* Start *

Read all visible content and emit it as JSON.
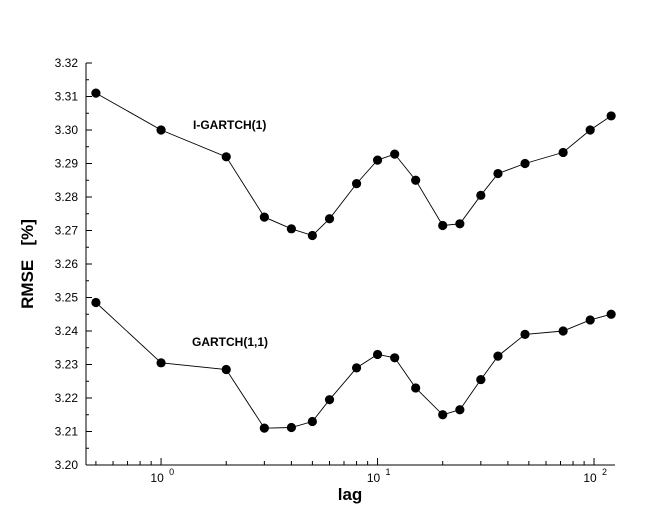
{
  "chart_data": {
    "type": "line",
    "xlabel": "lag",
    "ylabel": "RMSE   [%]",
    "xscale": "log",
    "xlim": [
      0.45,
      125
    ],
    "ylim": [
      3.2,
      3.32
    ],
    "yticks": [
      "3.20",
      "3.21",
      "3.22",
      "3.23",
      "3.24",
      "3.25",
      "3.26",
      "3.27",
      "3.28",
      "3.29",
      "3.30",
      "3.31",
      "3.32"
    ],
    "xticks": [
      {
        "base": "10",
        "exp": "0",
        "value": 1
      },
      {
        "base": "10",
        "exp": "1",
        "value": 10
      },
      {
        "base": "10",
        "exp": "2",
        "value": 100
      }
    ],
    "grid": false,
    "legend": "none",
    "series": [
      {
        "name": "I-GARTCH(1)",
        "x": [
          0.5,
          1,
          2,
          3,
          4,
          5,
          6,
          8,
          10,
          12,
          15,
          20,
          24,
          30,
          36,
          48,
          72,
          96,
          120
        ],
        "y": [
          3.311,
          3.3,
          3.292,
          3.274,
          3.2705,
          3.2685,
          3.2735,
          3.284,
          3.291,
          3.2928,
          3.285,
          3.2715,
          3.272,
          3.2805,
          3.287,
          3.29,
          3.2933,
          3.3,
          3.3042
        ]
      },
      {
        "name": "GARTCH(1,1)",
        "x": [
          0.5,
          1,
          2,
          3,
          4,
          5,
          6,
          8,
          10,
          12,
          15,
          20,
          24,
          30,
          36,
          48,
          72,
          96,
          120
        ],
        "y": [
          3.2485,
          3.2305,
          3.2285,
          3.211,
          3.2112,
          3.213,
          3.2195,
          3.229,
          3.233,
          3.232,
          3.223,
          3.215,
          3.2165,
          3.2255,
          3.2325,
          3.239,
          3.24,
          3.2433,
          3.245
        ]
      }
    ]
  }
}
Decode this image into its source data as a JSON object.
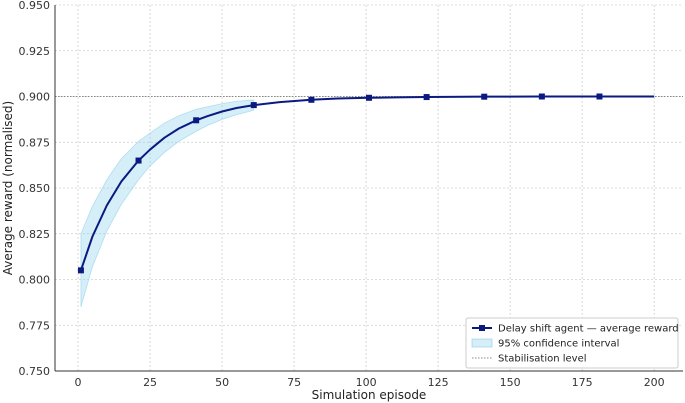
{
  "chart_data": {
    "type": "line",
    "xlabel": "Simulation episode",
    "ylabel": "Average reward (normalised)",
    "xlim": [
      -8,
      210
    ],
    "ylim": [
      0.75,
      0.95
    ],
    "xticks": [
      0,
      25,
      50,
      75,
      100,
      125,
      150,
      175,
      200
    ],
    "yticks": [
      0.75,
      0.775,
      0.8,
      0.825,
      0.85,
      0.875,
      0.9,
      0.925,
      0.95
    ],
    "grid": true,
    "legend_position": "bottom-right",
    "series": [
      {
        "name": "Delay shift agent — average reward",
        "color": "#0a1a80",
        "marker": "square",
        "markers_x": [
          1,
          21,
          41,
          61,
          81,
          101,
          121,
          141,
          161,
          181
        ],
        "x": [
          1,
          5,
          10,
          15,
          21,
          25,
          30,
          35,
          41,
          45,
          50,
          55,
          61,
          70,
          81,
          90,
          101,
          110,
          121,
          141,
          161,
          181,
          200
        ],
        "y": [
          0.805,
          0.8235,
          0.8405,
          0.8535,
          0.865,
          0.871,
          0.8775,
          0.8825,
          0.887,
          0.8893,
          0.8918,
          0.8937,
          0.8953,
          0.8969,
          0.8982,
          0.8989,
          0.8993,
          0.8995,
          0.8997,
          0.8999,
          0.9,
          0.9,
          0.9
        ]
      }
    ],
    "confidence_interval": {
      "name": "95% confidence interval",
      "color": "#87ceeb",
      "x": [
        1,
        5,
        10,
        15,
        21,
        25,
        30,
        35,
        41,
        45,
        50,
        55,
        61
      ],
      "lower": [
        0.785,
        0.807,
        0.8265,
        0.841,
        0.8545,
        0.862,
        0.8695,
        0.8755,
        0.881,
        0.8842,
        0.8875,
        0.89,
        0.8925
      ],
      "upper": [
        0.825,
        0.84,
        0.8545,
        0.866,
        0.8755,
        0.88,
        0.8855,
        0.8895,
        0.893,
        0.8944,
        0.8961,
        0.8974,
        0.8981
      ]
    },
    "reference_line": {
      "name": "Stabilisation level",
      "y": 0.9,
      "color": "#888888"
    }
  }
}
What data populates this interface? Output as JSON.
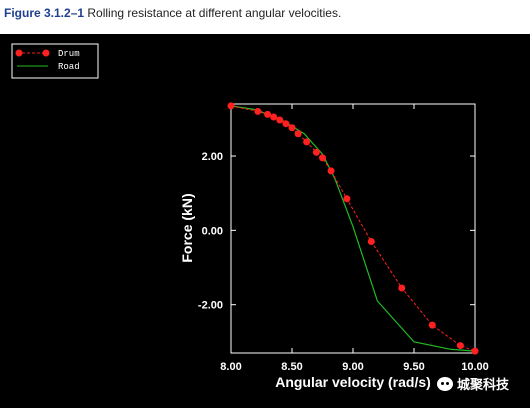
{
  "caption": {
    "figure_label": "Figure 3.1.2–1",
    "text": " Rolling resistance at different angular velocities."
  },
  "watermark": {
    "text": "城聚科技",
    "icon": "wechat-icon"
  },
  "colors": {
    "drum": "#ff2020",
    "road": "#22bb22",
    "background": "#000000",
    "axes": "#ffffff"
  },
  "chart_data": {
    "type": "line",
    "title": "",
    "xlabel": "Angular velocity (rad/s)",
    "ylabel": "Force (kN)",
    "xlim": [
      8.0,
      10.0
    ],
    "ylim": [
      -3.3,
      3.4
    ],
    "xticks": [
      8.0,
      8.5,
      9.0,
      9.5,
      10.0
    ],
    "xtick_labels": [
      "8.00",
      "8.50",
      "9.00",
      "9.50",
      "10.00"
    ],
    "yticks": [
      2.0,
      0.0,
      -2.0
    ],
    "ytick_labels": [
      "2.00",
      "0.00",
      "-2.00"
    ],
    "grid": false,
    "legend_position": "top-left",
    "series": [
      {
        "name": "Drum",
        "style": "dashed-line-with-markers",
        "x": [
          8.0,
          8.22,
          8.3,
          8.35,
          8.4,
          8.45,
          8.5,
          8.55,
          8.62,
          8.7,
          8.75,
          8.82,
          8.95,
          9.15,
          9.4,
          9.65,
          9.88,
          10.0
        ],
        "y": [
          3.35,
          3.2,
          3.12,
          3.05,
          2.97,
          2.87,
          2.76,
          2.6,
          2.38,
          2.1,
          1.95,
          1.6,
          0.85,
          -0.3,
          -1.55,
          -2.55,
          -3.1,
          -3.25
        ]
      },
      {
        "name": "Road",
        "style": "solid-line",
        "x": [
          8.0,
          8.2,
          8.4,
          8.6,
          8.75,
          8.85,
          9.0,
          9.2,
          9.5,
          9.8,
          10.0
        ],
        "y": [
          3.35,
          3.25,
          3.0,
          2.6,
          2.05,
          1.4,
          0.1,
          -1.9,
          -3.0,
          -3.2,
          -3.25
        ]
      }
    ]
  }
}
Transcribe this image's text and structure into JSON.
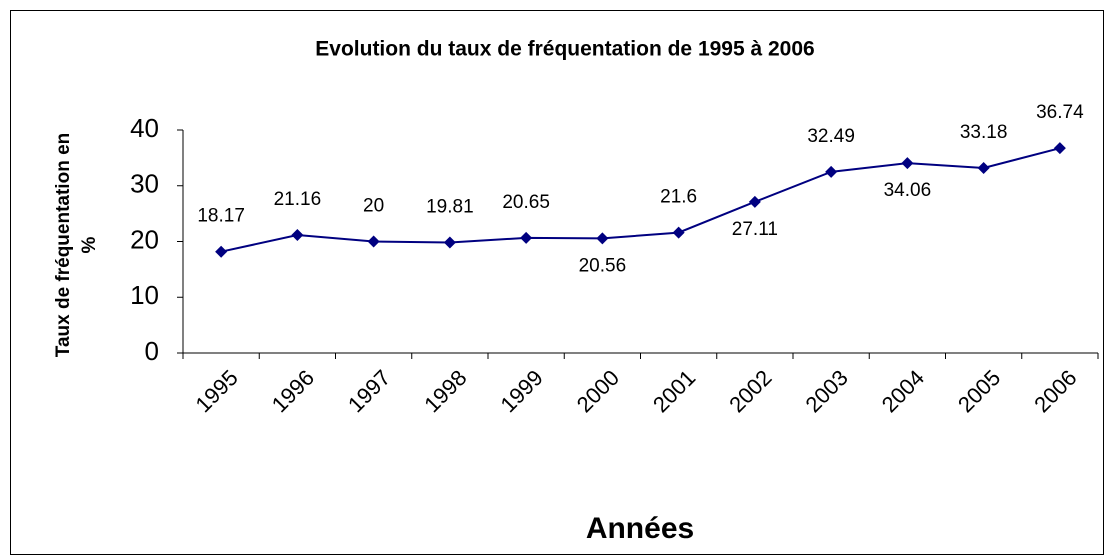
{
  "chart_data": {
    "type": "line",
    "title": "Evolution du taux de fréquentation de 1995 à 2006",
    "xlabel": "Années",
    "ylabel": [
      "Taux de fréquentation en",
      "%"
    ],
    "categories": [
      "1995",
      "1996",
      "1997",
      "1998",
      "1999",
      "2000",
      "2001",
      "2002",
      "2003",
      "2004",
      "2005",
      "2006"
    ],
    "values": [
      18.17,
      21.16,
      20,
      19.81,
      20.65,
      20.56,
      21.6,
      27.11,
      32.49,
      34.06,
      33.18,
      36.74
    ],
    "color": "#000080",
    "ylim": [
      0,
      40
    ],
    "yticks": [
      0,
      10,
      20,
      30,
      40
    ],
    "grid": false
  }
}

* End *

• REQUIRED TASK:
Look through the listing above. Pick out each line with "name" and copy it.

• THE OUTPUT:
        "name": "I-GARTCH(1)",
        "name": "GARTCH(1,1)",
        "name": "Delay shift agent — average reward",
      "name": "95% confidence interval",
      "name": "Stabilisation level",
        "name": "Drum",
        "name": "Road",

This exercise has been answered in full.